**Your objective**
Repeat every entry word for word, skipping the pictures.

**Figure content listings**
++++++++++++++++++++

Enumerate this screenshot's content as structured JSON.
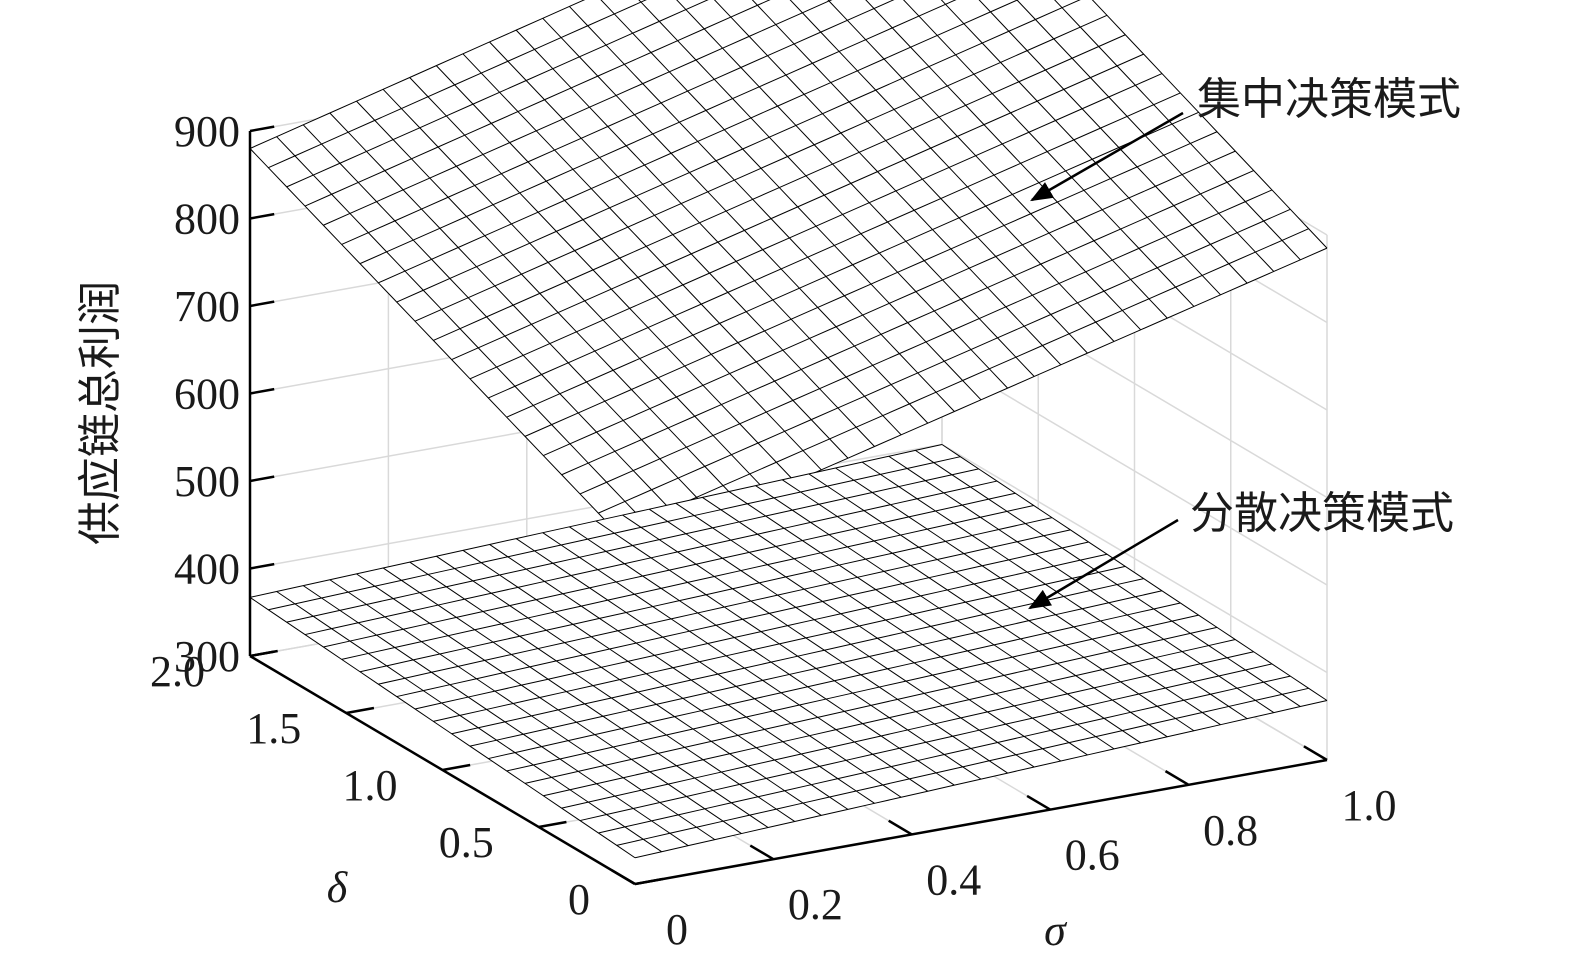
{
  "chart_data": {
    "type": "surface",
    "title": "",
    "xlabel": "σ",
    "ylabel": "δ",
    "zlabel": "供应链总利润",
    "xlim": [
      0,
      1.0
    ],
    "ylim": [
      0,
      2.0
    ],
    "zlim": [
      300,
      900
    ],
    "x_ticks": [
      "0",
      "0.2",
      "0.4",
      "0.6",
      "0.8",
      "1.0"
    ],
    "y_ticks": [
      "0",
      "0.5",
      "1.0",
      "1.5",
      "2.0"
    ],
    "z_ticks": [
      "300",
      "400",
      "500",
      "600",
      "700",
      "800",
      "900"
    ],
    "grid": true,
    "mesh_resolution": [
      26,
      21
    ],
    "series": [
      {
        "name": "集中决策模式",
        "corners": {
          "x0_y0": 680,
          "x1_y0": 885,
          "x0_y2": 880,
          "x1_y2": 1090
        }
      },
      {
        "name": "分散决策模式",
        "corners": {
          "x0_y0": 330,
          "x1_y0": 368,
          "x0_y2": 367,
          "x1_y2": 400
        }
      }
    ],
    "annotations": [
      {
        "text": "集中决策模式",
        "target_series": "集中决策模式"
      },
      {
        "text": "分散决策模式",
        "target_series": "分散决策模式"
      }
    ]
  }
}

++++++++++++++++++++

**Written solution**
Enumerate this screenshot's content as structured JSON.
{
  "chart_data": {
    "type": "surface",
    "title": "",
    "xlabel": "σ",
    "ylabel": "δ",
    "zlabel": "供应链总利润",
    "xlim": [
      0,
      1.0
    ],
    "ylim": [
      0,
      2.0
    ],
    "zlim": [
      300,
      900
    ],
    "x_ticks": [
      "0",
      "0.2",
      "0.4",
      "0.6",
      "0.8",
      "1.0"
    ],
    "y_ticks": [
      "0",
      "0.5",
      "1.0",
      "1.5",
      "2.0"
    ],
    "z_ticks": [
      "300",
      "400",
      "500",
      "600",
      "700",
      "800",
      "900"
    ],
    "grid": true,
    "mesh_resolution": [
      26,
      21
    ],
    "series": [
      {
        "name": "集中决策模式",
        "corners": {
          "x0_y0": 680,
          "x1_y0": 885,
          "x0_y2": 880,
          "x1_y2": 1090
        }
      },
      {
        "name": "分散决策模式",
        "corners": {
          "x0_y0": 330,
          "x1_y0": 368,
          "x0_y2": 367,
          "x1_y2": 400
        }
      }
    ],
    "annotations": [
      {
        "text": "集中决策模式",
        "target_series": "集中决策模式"
      },
      {
        "text": "分散决策模式",
        "target_series": "分散决策模式"
      }
    ]
  }
}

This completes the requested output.